(Set task): Set down all of the data that follows word for word, without the images.

Chart and figure data
------
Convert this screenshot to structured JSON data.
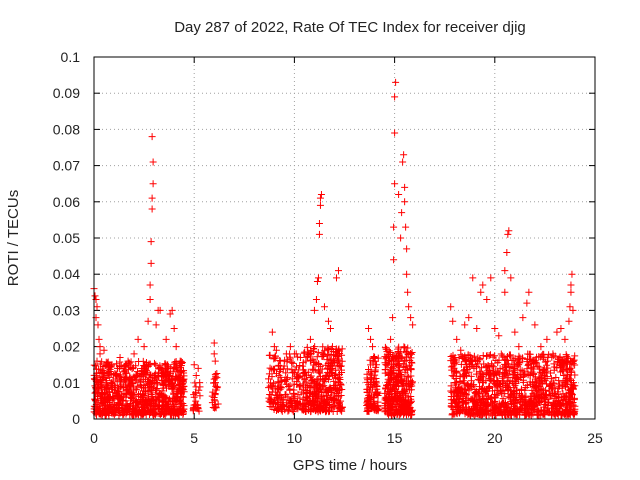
{
  "chart_data": {
    "type": "scatter",
    "title": "Day 287 of 2022, Rate Of TEC Index for receiver djig",
    "xlabel": "GPS time / hours",
    "ylabel": "ROTI / TECUs",
    "xlim": [
      0,
      25
    ],
    "ylim": [
      0,
      0.1
    ],
    "xticks": [
      "0",
      "5",
      "10",
      "15",
      "20",
      "25"
    ],
    "yticks": [
      "0",
      "0.01",
      "0.02",
      "0.03",
      "0.04",
      "0.05",
      "0.06",
      "0.07",
      "0.08",
      "0.09",
      "0.1"
    ],
    "grid": true,
    "marker": "+",
    "color": "#ff0000",
    "series": [
      {
        "points": [
          [
            0.0,
            0.036
          ],
          [
            0.05,
            0.034
          ],
          [
            0.1,
            0.033
          ],
          [
            0.15,
            0.031
          ],
          [
            0.1,
            0.028
          ],
          [
            0.2,
            0.026
          ],
          [
            0.25,
            0.022
          ],
          [
            0.3,
            0.02
          ],
          [
            0.3,
            0.018
          ],
          [
            0.15,
            0.016
          ],
          [
            0.5,
            0.019
          ],
          [
            0.9,
            0.015
          ],
          [
            1.3,
            0.017
          ],
          [
            1.7,
            0.016
          ],
          [
            2.0,
            0.018
          ],
          [
            2.2,
            0.022
          ],
          [
            2.5,
            0.02
          ],
          [
            2.7,
            0.027
          ],
          [
            2.8,
            0.033
          ],
          [
            2.8,
            0.037
          ],
          [
            2.85,
            0.043
          ],
          [
            2.85,
            0.049
          ],
          [
            2.9,
            0.058
          ],
          [
            2.9,
            0.061
          ],
          [
            2.95,
            0.065
          ],
          [
            2.95,
            0.071
          ],
          [
            2.9,
            0.078
          ],
          [
            3.1,
            0.026
          ],
          [
            3.2,
            0.03
          ],
          [
            3.3,
            0.03
          ],
          [
            3.6,
            0.022
          ],
          [
            3.8,
            0.029
          ],
          [
            3.9,
            0.03
          ],
          [
            4.0,
            0.025
          ],
          [
            4.1,
            0.02
          ],
          [
            4.3,
            0.016
          ],
          [
            5.0,
            0.015
          ],
          [
            5.1,
            0.012
          ],
          [
            5.2,
            0.014
          ],
          [
            5.0,
            0.006
          ],
          [
            5.1,
            0.003
          ],
          [
            6.0,
            0.021
          ],
          [
            6.0,
            0.018
          ],
          [
            6.05,
            0.016
          ],
          [
            6.0,
            0.011
          ],
          [
            6.1,
            0.008
          ],
          [
            6.05,
            0.004
          ],
          [
            8.9,
            0.024
          ],
          [
            9.0,
            0.02
          ],
          [
            9.1,
            0.019
          ],
          [
            9.3,
            0.016
          ],
          [
            9.6,
            0.018
          ],
          [
            9.8,
            0.02
          ],
          [
            10.0,
            0.018
          ],
          [
            10.3,
            0.017
          ],
          [
            10.8,
            0.022
          ],
          [
            11.0,
            0.03
          ],
          [
            11.1,
            0.033
          ],
          [
            11.15,
            0.038
          ],
          [
            11.2,
            0.039
          ],
          [
            11.25,
            0.051
          ],
          [
            11.25,
            0.054
          ],
          [
            11.3,
            0.061
          ],
          [
            11.35,
            0.062
          ],
          [
            11.3,
            0.059
          ],
          [
            11.5,
            0.031
          ],
          [
            11.7,
            0.027
          ],
          [
            11.8,
            0.025
          ],
          [
            11.9,
            0.02
          ],
          [
            12.1,
            0.039
          ],
          [
            12.2,
            0.041
          ],
          [
            13.7,
            0.025
          ],
          [
            13.8,
            0.022
          ],
          [
            13.9,
            0.02
          ],
          [
            14.0,
            0.017
          ],
          [
            14.1,
            0.015
          ],
          [
            14.8,
            0.022
          ],
          [
            14.9,
            0.028
          ],
          [
            14.95,
            0.044
          ],
          [
            14.95,
            0.053
          ],
          [
            15.0,
            0.065
          ],
          [
            15.0,
            0.079
          ],
          [
            15.0,
            0.089
          ],
          [
            15.05,
            0.093
          ],
          [
            15.2,
            0.062
          ],
          [
            15.3,
            0.05
          ],
          [
            15.35,
            0.057
          ],
          [
            15.4,
            0.071
          ],
          [
            15.45,
            0.073
          ],
          [
            15.5,
            0.064
          ],
          [
            15.5,
            0.06
          ],
          [
            15.55,
            0.053
          ],
          [
            15.6,
            0.047
          ],
          [
            15.6,
            0.04
          ],
          [
            15.65,
            0.035
          ],
          [
            15.7,
            0.031
          ],
          [
            15.8,
            0.028
          ],
          [
            15.9,
            0.026
          ],
          [
            17.8,
            0.031
          ],
          [
            17.9,
            0.027
          ],
          [
            18.1,
            0.022
          ],
          [
            18.3,
            0.019
          ],
          [
            18.5,
            0.026
          ],
          [
            18.7,
            0.028
          ],
          [
            18.9,
            0.039
          ],
          [
            19.1,
            0.025
          ],
          [
            19.3,
            0.035
          ],
          [
            19.4,
            0.037
          ],
          [
            19.6,
            0.033
          ],
          [
            19.8,
            0.039
          ],
          [
            20.0,
            0.025
          ],
          [
            20.2,
            0.023
          ],
          [
            20.5,
            0.035
          ],
          [
            20.5,
            0.041
          ],
          [
            20.6,
            0.046
          ],
          [
            20.65,
            0.051
          ],
          [
            20.7,
            0.052
          ],
          [
            20.8,
            0.039
          ],
          [
            21.0,
            0.024
          ],
          [
            21.2,
            0.02
          ],
          [
            21.4,
            0.028
          ],
          [
            21.6,
            0.032
          ],
          [
            21.7,
            0.035
          ],
          [
            22.0,
            0.026
          ],
          [
            22.3,
            0.02
          ],
          [
            22.6,
            0.022
          ],
          [
            22.9,
            0.018
          ],
          [
            23.1,
            0.024
          ],
          [
            23.3,
            0.025
          ],
          [
            23.5,
            0.022
          ],
          [
            23.7,
            0.027
          ],
          [
            23.75,
            0.031
          ],
          [
            23.8,
            0.035
          ],
          [
            23.8,
            0.037
          ],
          [
            23.85,
            0.04
          ],
          [
            23.9,
            0.03
          ]
        ]
      }
    ],
    "dense_bands": [
      {
        "x": [
          0.0,
          4.5
        ],
        "y": [
          0.001,
          0.016
        ],
        "count": 900
      },
      {
        "x": [
          4.9,
          5.3
        ],
        "y": [
          0.002,
          0.012
        ],
        "count": 25
      },
      {
        "x": [
          5.9,
          6.2
        ],
        "y": [
          0.003,
          0.014
        ],
        "count": 25
      },
      {
        "x": [
          8.7,
          10.4
        ],
        "y": [
          0.002,
          0.018
        ],
        "count": 180
      },
      {
        "x": [
          10.4,
          12.4
        ],
        "y": [
          0.002,
          0.02
        ],
        "count": 380
      },
      {
        "x": [
          13.6,
          14.2
        ],
        "y": [
          0.002,
          0.018
        ],
        "count": 110
      },
      {
        "x": [
          14.5,
          15.9
        ],
        "y": [
          0.001,
          0.02
        ],
        "count": 360
      },
      {
        "x": [
          17.8,
          24.0
        ],
        "y": [
          0.001,
          0.018
        ],
        "count": 1100
      }
    ]
  }
}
------
(Solution for this exercise):
Convert this screenshot to structured JSON data.
{
  "chart_data": {
    "type": "scatter",
    "title": "Day 287 of 2022, Rate Of TEC Index for receiver djig",
    "xlabel": "GPS time / hours",
    "ylabel": "ROTI / TECUs",
    "xlim": [
      0,
      25
    ],
    "ylim": [
      0,
      0.1
    ],
    "xticks": [
      "0",
      "5",
      "10",
      "15",
      "20",
      "25"
    ],
    "yticks": [
      "0",
      "0.01",
      "0.02",
      "0.03",
      "0.04",
      "0.05",
      "0.06",
      "0.07",
      "0.08",
      "0.09",
      "0.1"
    ],
    "grid": true,
    "marker": "+",
    "color": "#ff0000",
    "series": [
      {
        "points": [
          [
            0.0,
            0.036
          ],
          [
            0.05,
            0.034
          ],
          [
            0.1,
            0.033
          ],
          [
            0.15,
            0.031
          ],
          [
            0.1,
            0.028
          ],
          [
            0.2,
            0.026
          ],
          [
            0.25,
            0.022
          ],
          [
            0.3,
            0.02
          ],
          [
            0.3,
            0.018
          ],
          [
            0.15,
            0.016
          ],
          [
            0.5,
            0.019
          ],
          [
            0.9,
            0.015
          ],
          [
            1.3,
            0.017
          ],
          [
            1.7,
            0.016
          ],
          [
            2.0,
            0.018
          ],
          [
            2.2,
            0.022
          ],
          [
            2.5,
            0.02
          ],
          [
            2.7,
            0.027
          ],
          [
            2.8,
            0.033
          ],
          [
            2.8,
            0.037
          ],
          [
            2.85,
            0.043
          ],
          [
            2.85,
            0.049
          ],
          [
            2.9,
            0.058
          ],
          [
            2.9,
            0.061
          ],
          [
            2.95,
            0.065
          ],
          [
            2.95,
            0.071
          ],
          [
            2.9,
            0.078
          ],
          [
            3.1,
            0.026
          ],
          [
            3.2,
            0.03
          ],
          [
            3.3,
            0.03
          ],
          [
            3.6,
            0.022
          ],
          [
            3.8,
            0.029
          ],
          [
            3.9,
            0.03
          ],
          [
            4.0,
            0.025
          ],
          [
            4.1,
            0.02
          ],
          [
            4.3,
            0.016
          ],
          [
            5.0,
            0.015
          ],
          [
            5.1,
            0.012
          ],
          [
            5.2,
            0.014
          ],
          [
            5.0,
            0.006
          ],
          [
            5.1,
            0.003
          ],
          [
            6.0,
            0.021
          ],
          [
            6.0,
            0.018
          ],
          [
            6.05,
            0.016
          ],
          [
            6.0,
            0.011
          ],
          [
            6.1,
            0.008
          ],
          [
            6.05,
            0.004
          ],
          [
            8.9,
            0.024
          ],
          [
            9.0,
            0.02
          ],
          [
            9.1,
            0.019
          ],
          [
            9.3,
            0.016
          ],
          [
            9.6,
            0.018
          ],
          [
            9.8,
            0.02
          ],
          [
            10.0,
            0.018
          ],
          [
            10.3,
            0.017
          ],
          [
            10.8,
            0.022
          ],
          [
            11.0,
            0.03
          ],
          [
            11.1,
            0.033
          ],
          [
            11.15,
            0.038
          ],
          [
            11.2,
            0.039
          ],
          [
            11.25,
            0.051
          ],
          [
            11.25,
            0.054
          ],
          [
            11.3,
            0.061
          ],
          [
            11.35,
            0.062
          ],
          [
            11.3,
            0.059
          ],
          [
            11.5,
            0.031
          ],
          [
            11.7,
            0.027
          ],
          [
            11.8,
            0.025
          ],
          [
            11.9,
            0.02
          ],
          [
            12.1,
            0.039
          ],
          [
            12.2,
            0.041
          ],
          [
            13.7,
            0.025
          ],
          [
            13.8,
            0.022
          ],
          [
            13.9,
            0.02
          ],
          [
            14.0,
            0.017
          ],
          [
            14.1,
            0.015
          ],
          [
            14.8,
            0.022
          ],
          [
            14.9,
            0.028
          ],
          [
            14.95,
            0.044
          ],
          [
            14.95,
            0.053
          ],
          [
            15.0,
            0.065
          ],
          [
            15.0,
            0.079
          ],
          [
            15.0,
            0.089
          ],
          [
            15.05,
            0.093
          ],
          [
            15.2,
            0.062
          ],
          [
            15.3,
            0.05
          ],
          [
            15.35,
            0.057
          ],
          [
            15.4,
            0.071
          ],
          [
            15.45,
            0.073
          ],
          [
            15.5,
            0.064
          ],
          [
            15.5,
            0.06
          ],
          [
            15.55,
            0.053
          ],
          [
            15.6,
            0.047
          ],
          [
            15.6,
            0.04
          ],
          [
            15.65,
            0.035
          ],
          [
            15.7,
            0.031
          ],
          [
            15.8,
            0.028
          ],
          [
            15.9,
            0.026
          ],
          [
            17.8,
            0.031
          ],
          [
            17.9,
            0.027
          ],
          [
            18.1,
            0.022
          ],
          [
            18.3,
            0.019
          ],
          [
            18.5,
            0.026
          ],
          [
            18.7,
            0.028
          ],
          [
            18.9,
            0.039
          ],
          [
            19.1,
            0.025
          ],
          [
            19.3,
            0.035
          ],
          [
            19.4,
            0.037
          ],
          [
            19.6,
            0.033
          ],
          [
            19.8,
            0.039
          ],
          [
            20.0,
            0.025
          ],
          [
            20.2,
            0.023
          ],
          [
            20.5,
            0.035
          ],
          [
            20.5,
            0.041
          ],
          [
            20.6,
            0.046
          ],
          [
            20.65,
            0.051
          ],
          [
            20.7,
            0.052
          ],
          [
            20.8,
            0.039
          ],
          [
            21.0,
            0.024
          ],
          [
            21.2,
            0.02
          ],
          [
            21.4,
            0.028
          ],
          [
            21.6,
            0.032
          ],
          [
            21.7,
            0.035
          ],
          [
            22.0,
            0.026
          ],
          [
            22.3,
            0.02
          ],
          [
            22.6,
            0.022
          ],
          [
            22.9,
            0.018
          ],
          [
            23.1,
            0.024
          ],
          [
            23.3,
            0.025
          ],
          [
            23.5,
            0.022
          ],
          [
            23.7,
            0.027
          ],
          [
            23.75,
            0.031
          ],
          [
            23.8,
            0.035
          ],
          [
            23.8,
            0.037
          ],
          [
            23.85,
            0.04
          ],
          [
            23.9,
            0.03
          ]
        ]
      }
    ],
    "dense_bands": [
      {
        "x": [
          0.0,
          4.5
        ],
        "y": [
          0.001,
          0.016
        ],
        "count": 900
      },
      {
        "x": [
          4.9,
          5.3
        ],
        "y": [
          0.002,
          0.012
        ],
        "count": 25
      },
      {
        "x": [
          5.9,
          6.2
        ],
        "y": [
          0.003,
          0.014
        ],
        "count": 25
      },
      {
        "x": [
          8.7,
          10.4
        ],
        "y": [
          0.002,
          0.018
        ],
        "count": 180
      },
      {
        "x": [
          10.4,
          12.4
        ],
        "y": [
          0.002,
          0.02
        ],
        "count": 380
      },
      {
        "x": [
          13.6,
          14.2
        ],
        "y": [
          0.002,
          0.018
        ],
        "count": 110
      },
      {
        "x": [
          14.5,
          15.9
        ],
        "y": [
          0.001,
          0.02
        ],
        "count": 360
      },
      {
        "x": [
          17.8,
          24.0
        ],
        "y": [
          0.001,
          0.018
        ],
        "count": 1100
      }
    ]
  }
}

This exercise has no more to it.